**EXERCISE TASK:**
Where a line in the listing contains the string "text", copy that line out.
+++++
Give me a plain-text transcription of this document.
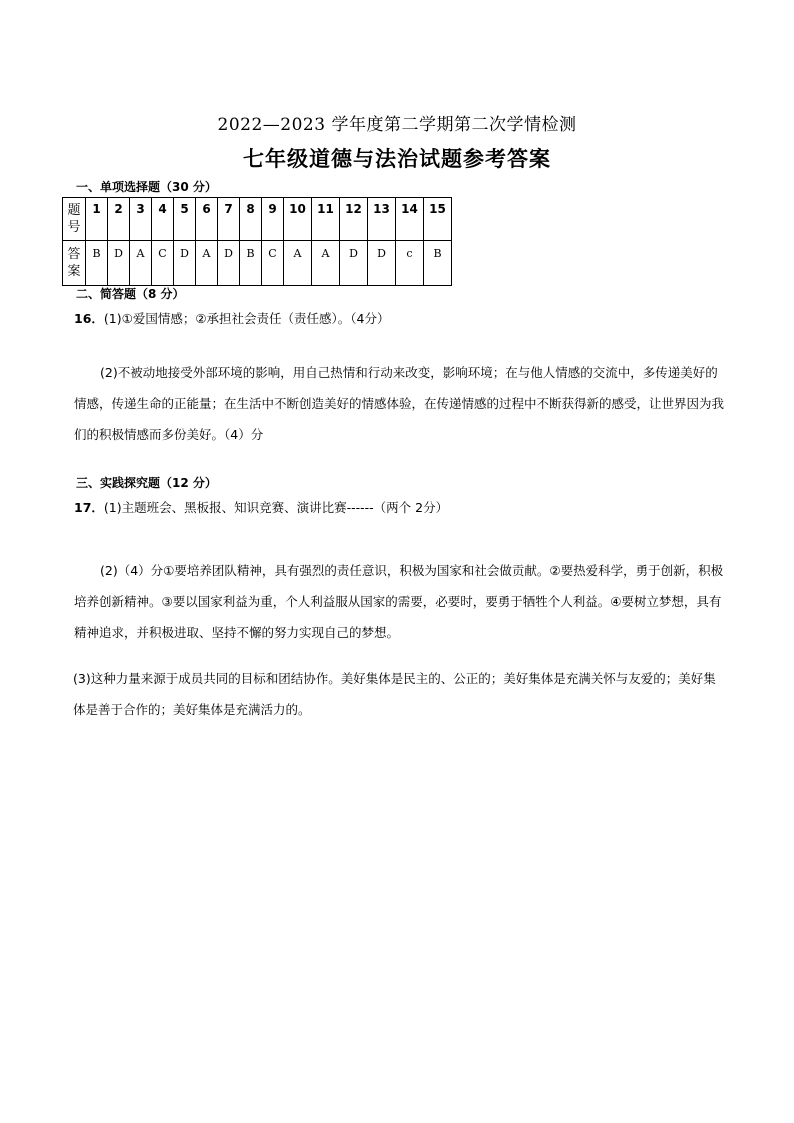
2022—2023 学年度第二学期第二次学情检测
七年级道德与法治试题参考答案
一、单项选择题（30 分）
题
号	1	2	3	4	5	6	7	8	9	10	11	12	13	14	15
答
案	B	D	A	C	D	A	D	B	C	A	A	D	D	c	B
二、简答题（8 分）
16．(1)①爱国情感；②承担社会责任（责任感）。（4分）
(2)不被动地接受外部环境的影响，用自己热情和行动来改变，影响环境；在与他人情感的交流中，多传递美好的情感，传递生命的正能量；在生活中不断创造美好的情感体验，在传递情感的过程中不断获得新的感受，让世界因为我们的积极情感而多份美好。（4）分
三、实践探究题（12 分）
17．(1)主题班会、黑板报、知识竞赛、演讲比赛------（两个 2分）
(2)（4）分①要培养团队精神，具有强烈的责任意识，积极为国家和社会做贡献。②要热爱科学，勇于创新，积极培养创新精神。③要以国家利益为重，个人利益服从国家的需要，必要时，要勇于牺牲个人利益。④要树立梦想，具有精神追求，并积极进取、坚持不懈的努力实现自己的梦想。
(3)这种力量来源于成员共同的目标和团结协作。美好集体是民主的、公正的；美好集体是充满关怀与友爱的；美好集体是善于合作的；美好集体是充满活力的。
+++++
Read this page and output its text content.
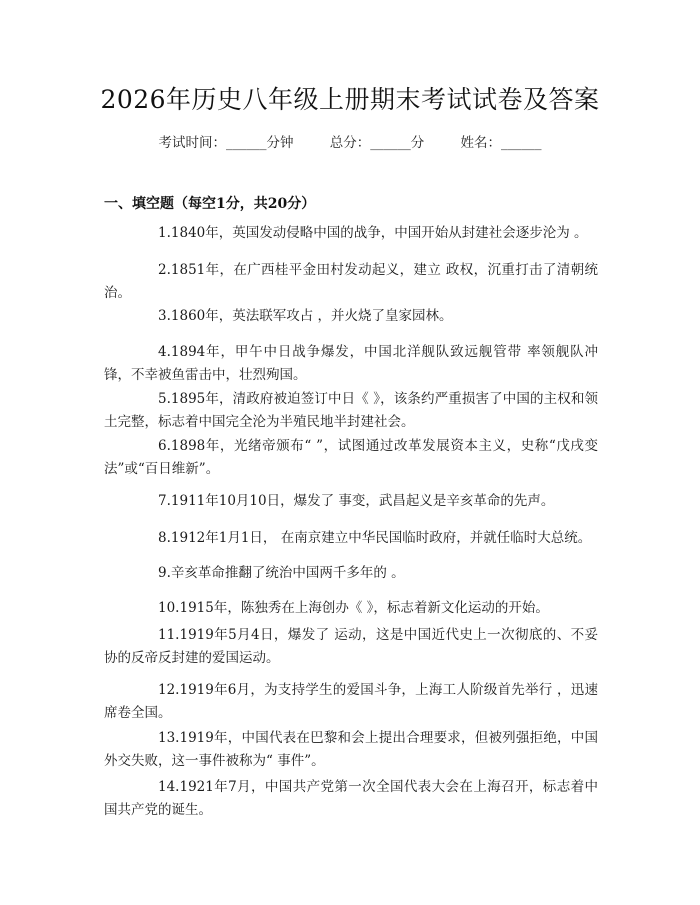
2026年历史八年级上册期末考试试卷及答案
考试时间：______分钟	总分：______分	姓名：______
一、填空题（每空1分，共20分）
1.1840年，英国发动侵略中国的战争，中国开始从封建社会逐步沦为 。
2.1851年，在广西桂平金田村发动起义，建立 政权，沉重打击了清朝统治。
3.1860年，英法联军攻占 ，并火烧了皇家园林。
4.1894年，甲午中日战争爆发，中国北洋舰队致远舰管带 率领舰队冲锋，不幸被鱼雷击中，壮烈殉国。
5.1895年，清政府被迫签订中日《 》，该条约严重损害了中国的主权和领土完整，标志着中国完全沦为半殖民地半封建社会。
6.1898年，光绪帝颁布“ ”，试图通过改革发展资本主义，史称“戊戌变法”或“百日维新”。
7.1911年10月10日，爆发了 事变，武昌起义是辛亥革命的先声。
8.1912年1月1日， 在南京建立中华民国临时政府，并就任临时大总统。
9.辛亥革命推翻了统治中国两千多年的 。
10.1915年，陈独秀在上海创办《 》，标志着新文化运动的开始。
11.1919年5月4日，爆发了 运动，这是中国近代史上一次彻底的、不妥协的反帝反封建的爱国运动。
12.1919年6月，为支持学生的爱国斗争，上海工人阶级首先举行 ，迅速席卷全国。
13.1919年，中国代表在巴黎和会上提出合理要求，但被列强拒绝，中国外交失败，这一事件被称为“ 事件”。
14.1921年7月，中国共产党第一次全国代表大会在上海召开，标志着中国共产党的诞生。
+++++
**PROBLEM SOLUTION:**
Give me a plain-text transcription of this document.
Read this page and output its text content.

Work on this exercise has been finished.